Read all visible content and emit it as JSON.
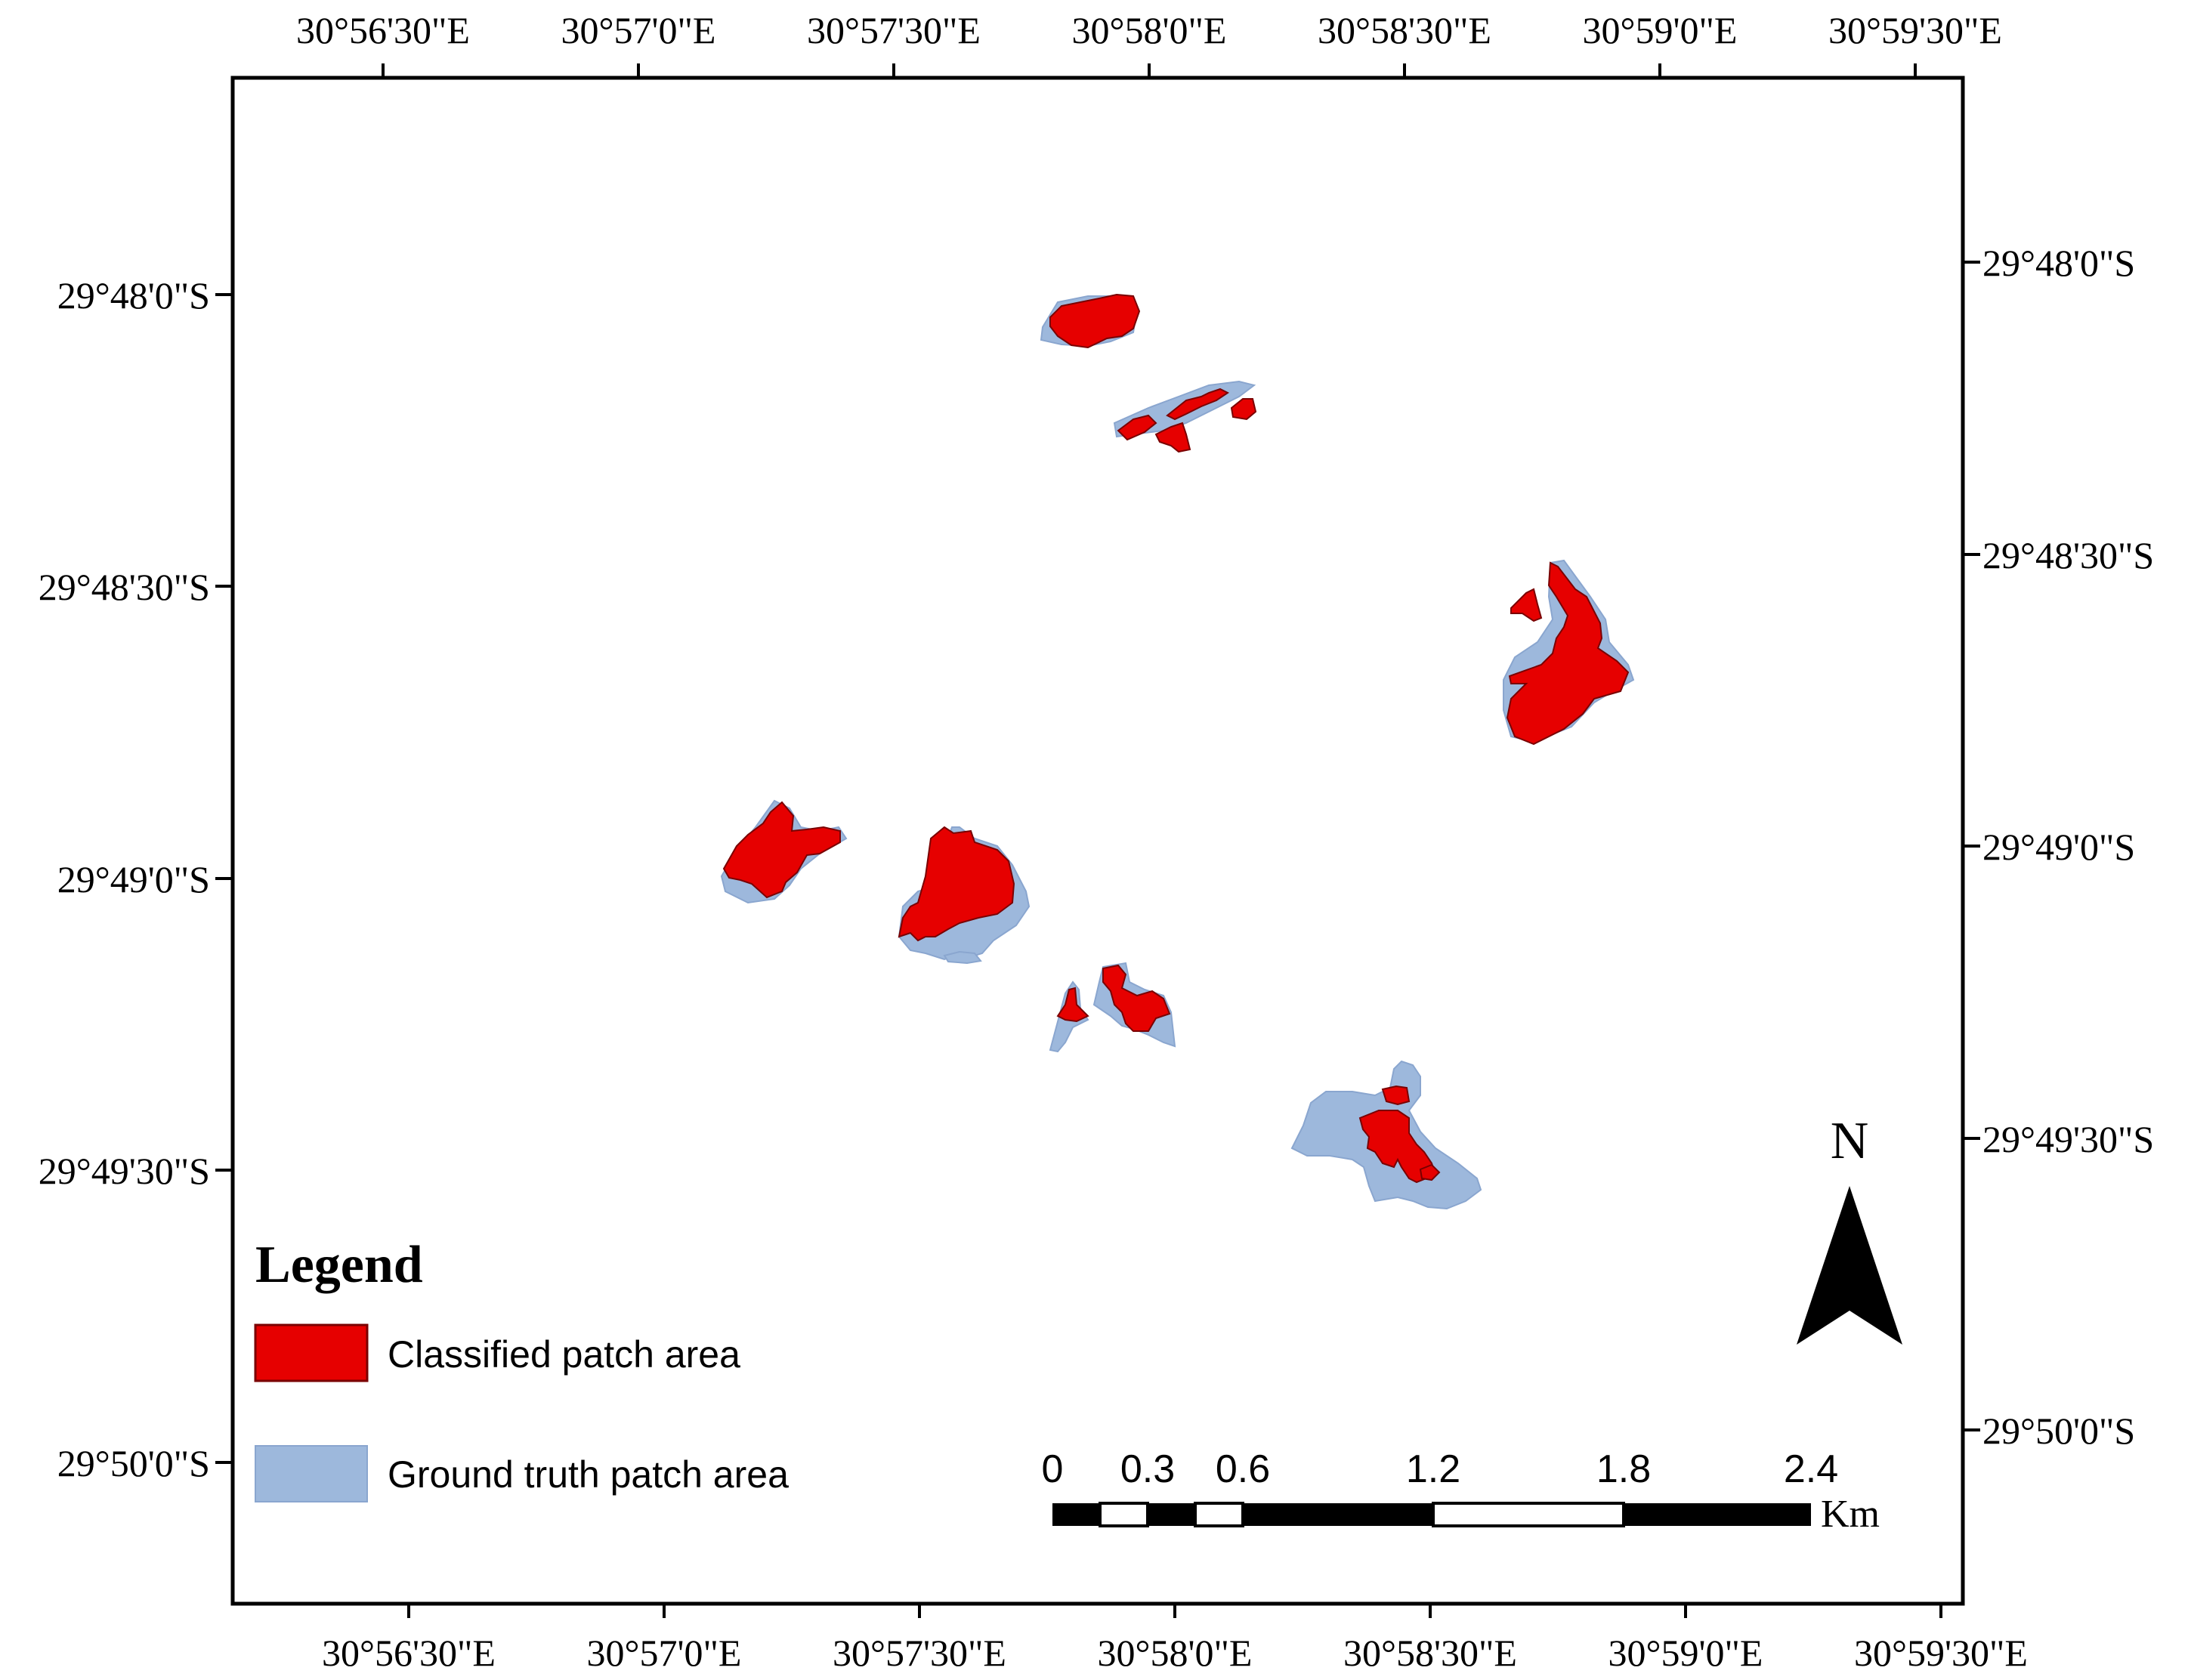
{
  "map": {
    "top_ticks": [
      "30°56'30\"E",
      "30°57'0\"E",
      "30°57'30\"E",
      "30°58'0\"E",
      "30°58'30\"E",
      "30°59'0\"E",
      "30°59'30\"E"
    ],
    "bottom_ticks": [
      "30°56'30\"E",
      "30°57'0\"E",
      "30°57'30\"E",
      "30°58'0\"E",
      "30°58'30\"E",
      "30°59'0\"E",
      "30°59'30\"E"
    ],
    "left_ticks": [
      "29°48'0\"S",
      "29°48'30\"S",
      "29°49'0\"S",
      "29°49'30\"S",
      "29°50'0\"S"
    ],
    "right_ticks": [
      "29°48'0\"S",
      "29°48'30\"S",
      "29°49'0\"S",
      "29°49'30\"S",
      "29°50'0\"S"
    ]
  },
  "legend": {
    "title": "Legend",
    "items": [
      {
        "label": "Classified patch area",
        "color": "#e60000"
      },
      {
        "label": "Ground truth patch area",
        "color": "#9db8dc"
      }
    ]
  },
  "north_arrow": {
    "label": "N"
  },
  "scale_bar": {
    "labels": [
      "0",
      "0.3",
      "0.6",
      "1.2",
      "1.8",
      "2.4"
    ],
    "unit": "Km"
  },
  "colors": {
    "classified": "#e60000",
    "ground_truth": "#9db8dc",
    "frame": "#000000"
  }
}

::::::::::

» **THE EXERCISE**: Restate the records above in full, word for word. Keep pictures out.

» **COMPLETE RESPONSE**:
Read all visible content and emit it as JSON.
{
  "map": {
    "top_ticks": [
      "30°56'30\"E",
      "30°57'0\"E",
      "30°57'30\"E",
      "30°58'0\"E",
      "30°58'30\"E",
      "30°59'0\"E",
      "30°59'30\"E"
    ],
    "bottom_ticks": [
      "30°56'30\"E",
      "30°57'0\"E",
      "30°57'30\"E",
      "30°58'0\"E",
      "30°58'30\"E",
      "30°59'0\"E",
      "30°59'30\"E"
    ],
    "left_ticks": [
      "29°48'0\"S",
      "29°48'30\"S",
      "29°49'0\"S",
      "29°49'30\"S",
      "29°50'0\"S"
    ],
    "right_ticks": [
      "29°48'0\"S",
      "29°48'30\"S",
      "29°49'0\"S",
      "29°49'30\"S",
      "29°50'0\"S"
    ]
  },
  "legend": {
    "title": "Legend",
    "items": [
      {
        "label": "Classified patch area",
        "color": "#e60000"
      },
      {
        "label": "Ground truth patch area",
        "color": "#9db8dc"
      }
    ]
  },
  "north_arrow": {
    "label": "N"
  },
  "scale_bar": {
    "labels": [
      "0",
      "0.3",
      "0.6",
      "1.2",
      "1.8",
      "2.4"
    ],
    "unit": "Km"
  },
  "colors": {
    "classified": "#e60000",
    "ground_truth": "#9db8dc",
    "frame": "#000000"
  }
}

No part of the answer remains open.